======== Provided records ========

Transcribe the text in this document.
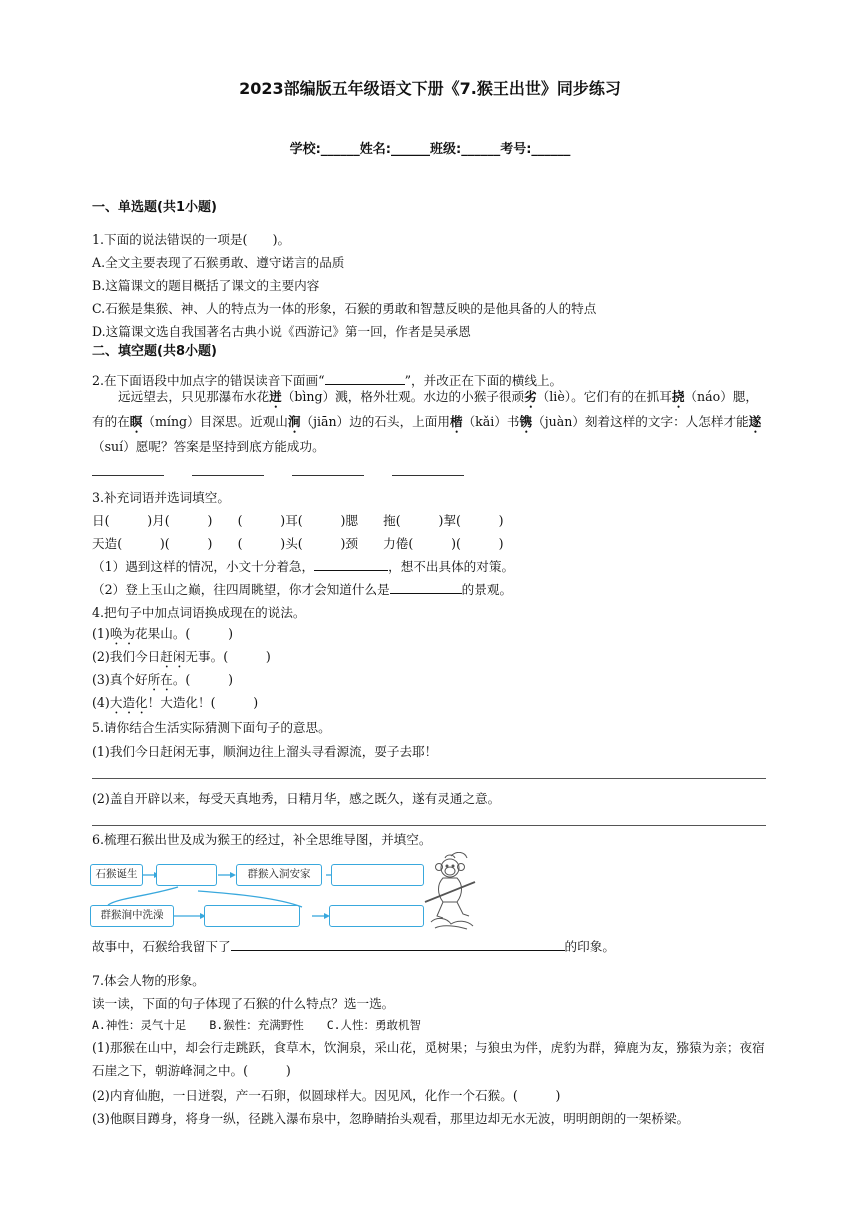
2023部编版五年级语文下册《7.猴王出世》同步练习
学校:______姓名:______班级:______考号:______
一、单选题(共1小题)
1.下面的说法错误的一项是(　　)。
A.全文主要表现了石猴勇敢、遵守诺言的品质
B.这篇课文的题目概括了课文的主要内容
C.石猴是集猴、神、人的特点为一体的形象，石猴的勇敢和智慧反映的是他具备的人的特点
D.这篇课文选自我国著名古典小说《西游记》第一回，作者是吴承恩
二、填空题(共8小题)
2.在下面语段中加点字的错误读音下面画“	”，并改正在下面的横线上。
远远望去，只见那瀑布水花迸（bìng）溅，格外壮观。水边的小猴子很顽劣（liè）。它们有的在抓耳挠（náo）腮，有的在瞑（míng）目深思。近观山涧（jiān）边的石头，上面用楷（kǎi）书镌（juàn）刻着这样的文字：人怎样才能遂（suí）愿呢？答案是坚持到底方能成功。
3.补充词语并选词填空。
日(　　　)月(　　　)　　(　　　)耳(　　　)腮　　拖(　　　)挈(　　　)
天造(　　　)(　　　)　　(　　　)头(　　　)颈　　力倦(　　　)(　　　)
（1）遇到这样的情况，小文十分着急，	，想不出具体的对策。
（2）登上玉山之巅，往四周眺望，你才会知道什么是	的景观。
4.把句子中加点词语换成现在的说法。
(1)唤为花果山。(　　　)
(2)我们今日赶闲无事。(　　　)
(3)真个好所在。(　　　)
(4)大造化！大造化！(　　　)
5.请你结合生活实际猜测下面句子的意思。
(1)我们今日赶闲无事，顺涧边往上溜头寻看源流，耍子去耶！
(2)盖自开辟以来，每受天真地秀，日精月华，感之既久，遂有灵通之意。
6.梳理石猴出世及成为猴王的经过，补全思维导图，并填空。
石猴诞生	群猴入洞安家
群猴涧中洗澡
故事中，石猴给我留下了	的印象。
7.体会人物的形象。
读一读，下面的句子体现了石猴的什么特点？选一选。
A.神性：灵气十足　　B.猴性：充满野性　　C.人性：勇敢机智
(1)那猴在山中，却会行走跳跃，食草木，饮涧泉，采山花，觅树果；与狼虫为伴，虎豹为群，獐鹿为友，猕猿为亲；夜宿石崖之下，朝游峰洞之中。(　　　)
(2)内育仙胞，一日迸裂，产一石卵，似圆球样大。因见风，化作一个石猴。(　　　)
(3)他瞑目蹲身，将身一纵，径跳入瀑布泉中，忽睁睛抬头观看，那里边却无水无波，明明朗朗的一架桥梁。
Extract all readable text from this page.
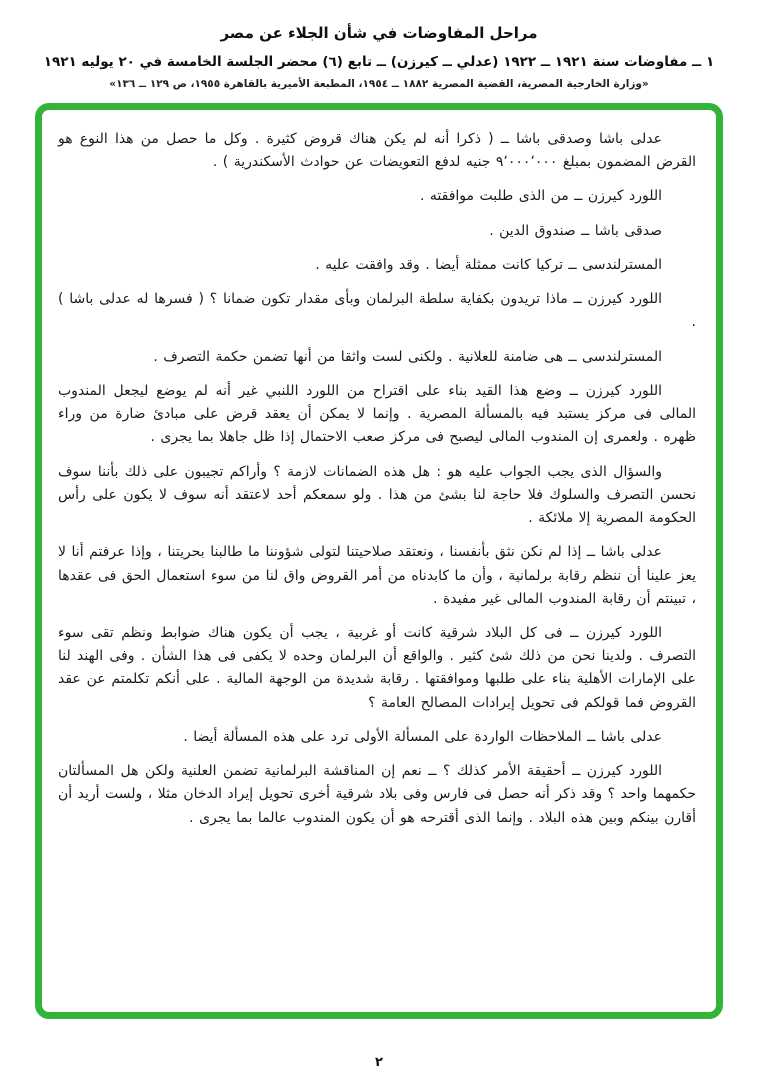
مراحل المفاوضات في شأن الجلاء عن مصر
١ ــ مفاوضات سنة ١٩٢١ ــ ١٩٢٢ (عدلي ــ كيرزن) ــ تابع (٦) محضر الجلسة الخامسة في ٢٠ يوليه ١٩٢١
«وزارة الخارجية المصرية، القضية المصرية ١٨٨٢ ــ ١٩٥٤، المطبعة الأميرية بالقاهرة ١٩٥٥، ص ١٢٩ ــ ١٣٦»

عدلى باشا وصدقى باشا ــ ( ذكرا أنه لم يكن هناك قروض كثيرة . وكل ما حصل من هذا النوع هو القرض المضمون بمبلغ ٩٬٠٠٠٬٠٠٠ جنيه لدفع التعويضات عن حوادث الأسكندرية ) .

اللورد كيرزن ــ من الذى طلبت موافقته .

صدقى باشا ــ صندوق الدين .

المسترلندسى ــ تركيا كانت ممثلة أيضا . وقد وافقت عليه .

اللورد كيرزن ــ ماذا تريدون بكفاية سلطة البرلمان وبأى مقدار تكون ضمانا ؟ ( فسرها له عدلى باشا ) .

المسترلندسى ــ هى ضامنة للعلانية . ولكنى لست واثقا من أنها تضمن حكمة التصرف .

اللورد كيرزن ــ وضع هذا القيد بناء على اقتراح من اللورد اللنبي غير أنه لم يوضع ليجعل المندوب المالى فى مركز يستبد فيه بالمسألة المصرية . وإنما لا يمكن أن يعقد قرض على مبادئ ضارة من وراء ظهره . ولعمرى إن المندوب المالى ليصبح فى مركز صعب الاحتمال إذا ظل جاهلا بما يجرى .

والسؤال الذى يجب الجواب عليه هو : هل هذه الضمانات لازمة ؟ وأراكم تجيبون على ذلك بأننا سوف نحسن التصرف والسلوك فلا حاجة لنا بشئ من هذا . ولو سمعكم أحد لاعتقد أنه سوف لا يكون على رأس الحكومة المصرية إلا ملائكة .

عدلى باشا ــ إذا لم نكن نثق بأنفسنا ، ونعتقد صلاحيتنا لتولى شؤوننا ما طالبنا بحريتنا ، وإذا عرفتم أنا لا يعز علينا أن ننظم رقابة برلمانية ، وأن ما كابدناه من أمر القروض واق لنا من سوء استعمال الحق فى عقدها ، تبينتم أن رقابة المندوب المالى غير مفيدة .

اللورد كيرزن ــ فى كل البلاد شرقية كانت أو غربية ، يجب أن يكون هناك ضوابط ونظم تقى سوء التصرف . ولدينا نحن من ذلك شئ كثير . والواقع أن البرلمان وحده لا يكفى فى هذا الشأن . وفى الهند لنا على الإمارات الأهلية بناء على طلبها وموافقتها . رقابة شديدة من الوجهة المالية . على أنكم تكلمتم عن عقد القروض فما قولكم فى تحويل إيرادات المصالح العامة ؟

عدلى باشا ــ الملاحظات الواردة على المسألة الأولى ترد على هذه المسألة أيضا .

اللورد كيرزن ــ أحقيقة الأمر كذلك ؟ ــ نعم إن المناقشة البرلمانية تضمن العلنية ولكن هل المسألتان حكمهما واحد ؟ وقد ذكر أنه حصل فى فارس وفى بلاد شرقية أخرى تحويل إيراد الدخان مثلا ، ولست أريد أن أقارن بينكم وبين هذه البلاد . وإنما الذى أقترحه هو أن يكون المندوب عالما بما يجرى .

٢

========

Objective: Transcribe the material exactly, leaving every picture out.

Answer to this exercise:
Transcribe the text in this document.
2023部编版五年级语文下册《7.猴王出世》同步练习
学校:______姓名:______班级:______考号:______
一、单选题(共1小题)
1.下面的说法错误的一项是(　　)。
A.全文主要表现了石猴勇敢、遵守诺言的品质
B.这篇课文的题目概括了课文的主要内容
C.石猴是集猴、神、人的特点为一体的形象，石猴的勇敢和智慧反映的是他具备的人的特点
D.这篇课文选自我国著名古典小说《西游记》第一回，作者是吴承恩
二、填空题(共8小题)
2.在下面语段中加点字的错误读音下面画“	”，并改正在下面的横线上。
远远望去，只见那瀑布水花迸（bìng）溅，格外壮观。水边的小猴子很顽劣（liè）。它们有的在抓耳挠（náo）腮，有的在瞑（míng）目深思。近观山涧（jiān）边的石头，上面用楷（kǎi）书镌（juàn）刻着这样的文字：人怎样才能遂（suí）愿呢？答案是坚持到底方能成功。
3.补充词语并选词填空。
日(　　　)月(　　　)　　(　　　)耳(　　　)腮　　拖(　　　)挈(　　　)
天造(　　　)(　　　)　　(　　　)头(　　　)颈　　力倦(　　　)(　　　)
（1）遇到这样的情况，小文十分着急，	，想不出具体的对策。
（2）登上玉山之巅，往四周眺望，你才会知道什么是	的景观。
4.把句子中加点词语换成现在的说法。
(1)唤为花果山。(　　　)
(2)我们今日赶闲无事。(　　　)
(3)真个好所在。(　　　)
(4)大造化！大造化！(　　　)
5.请你结合生活实际猜测下面句子的意思。
(1)我们今日赶闲无事，顺涧边往上溜头寻看源流，耍子去耶！
(2)盖自开辟以来，每受天真地秀，日精月华，感之既久，遂有灵通之意。
6.梳理石猴出世及成为猴王的经过，补全思维导图，并填空。
石猴诞生	群猴入洞安家
群猴涧中洗澡
故事中，石猴给我留下了	的印象。
7.体会人物的形象。
读一读，下面的句子体现了石猴的什么特点？选一选。
A.神性：灵气十足　　B.猴性：充满野性　　C.人性：勇敢机智
(1)那猴在山中，却会行走跳跃，食草木，饮涧泉，采山花，觅树果；与狼虫为伴，虎豹为群，獐鹿为友，猕猿为亲；夜宿石崖之下，朝游峰洞之中。(　　　)
(2)内育仙胞，一日迸裂，产一石卵，似圆球样大。因见风，化作一个石猴。(　　　)
(3)他瞑目蹲身，将身一纵，径跳入瀑布泉中，忽睁睛抬头观看，那里边却无水无波，明明朗朗的一架桥梁。
Extract all readable text from this page.
مراحل المفاوضات في شأن الجلاء عن مصر
١ ــ مفاوضات سنة ١٩٢١ ــ ١٩٢٢ (عدلي ــ كيرزن) ــ تابع (٦) محضر الجلسة الخامسة في ٢٠ يوليه ١٩٢١
«وزارة الخارجية المصرية، القضية المصرية ١٨٨٢ ــ ١٩٥٤، المطبعة الأميرية بالقاهرة ١٩٥٥، ص ١٢٩ ــ ١٣٦»

عدلى باشا وصدقى باشا ــ ( ذكرا أنه لم يكن هناك قروض كثيرة . وكل ما حصل من هذا النوع هو القرض المضمون بمبلغ ٩٬٠٠٠٬٠٠٠ جنيه لدفع التعويضات عن حوادث الأسكندرية ) .

اللورد كيرزن ــ من الذى طلبت موافقته .

صدقى باشا ــ صندوق الدين .

المسترلندسى ــ تركيا كانت ممثلة أيضا . وقد وافقت عليه .

اللورد كيرزن ــ ماذا تريدون بكفاية سلطة البرلمان وبأى مقدار تكون ضمانا ؟ ( فسرها له عدلى باشا ) .

المسترلندسى ــ هى ضامنة للعلانية . ولكنى لست واثقا من أنها تضمن حكمة التصرف .

اللورد كيرزن ــ وضع هذا القيد بناء على اقتراح من اللورد اللنبي غير أنه لم يوضع ليجعل المندوب المالى فى مركز يستبد فيه بالمسألة المصرية . وإنما لا يمكن أن يعقد قرض على مبادئ ضارة من وراء ظهره . ولعمرى إن المندوب المالى ليصبح فى مركز صعب الاحتمال إذا ظل جاهلا بما يجرى .

والسؤال الذى يجب الجواب عليه هو : هل هذه الضمانات لازمة ؟ وأراكم تجيبون على ذلك بأننا سوف نحسن التصرف والسلوك فلا حاجة لنا بشئ من هذا . ولو سمعكم أحد لاعتقد أنه سوف لا يكون على رأس الحكومة المصرية إلا ملائكة .

عدلى باشا ــ إذا لم نكن نثق بأنفسنا ، ونعتقد صلاحيتنا لتولى شؤوننا ما طالبنا بحريتنا ، وإذا عرفتم أنا لا يعز علينا أن ننظم رقابة برلمانية ، وأن ما كابدناه من أمر القروض واق لنا من سوء استعمال الحق فى عقدها ، تبينتم أن رقابة المندوب المالى غير مفيدة .

اللورد كيرزن ــ فى كل البلاد شرقية كانت أو غربية ، يجب أن يكون هناك ضوابط ونظم تقى سوء التصرف . ولدينا نحن من ذلك شئ كثير . والواقع أن البرلمان وحده لا يكفى فى هذا الشأن . وفى الهند لنا على الإمارات الأهلية بناء على طلبها وموافقتها . رقابة شديدة من الوجهة المالية . على أنكم تكلمتم عن عقد القروض فما قولكم فى تحويل إيرادات المصالح العامة ؟

عدلى باشا ــ الملاحظات الواردة على المسألة الأولى ترد على هذه المسألة أيضا .

اللورد كيرزن ــ أحقيقة الأمر كذلك ؟ ــ نعم إن المناقشة البرلمانية تضمن العلنية ولكن هل المسألتان حكمهما واحد ؟ وقد ذكر أنه حصل فى فارس وفى بلاد شرقية أخرى تحويل إيراد الدخان مثلا ، ولست أريد أن أقارن بينكم وبين هذه البلاد . وإنما الذى أقترحه هو أن يكون المندوب عالما بما يجرى .

٢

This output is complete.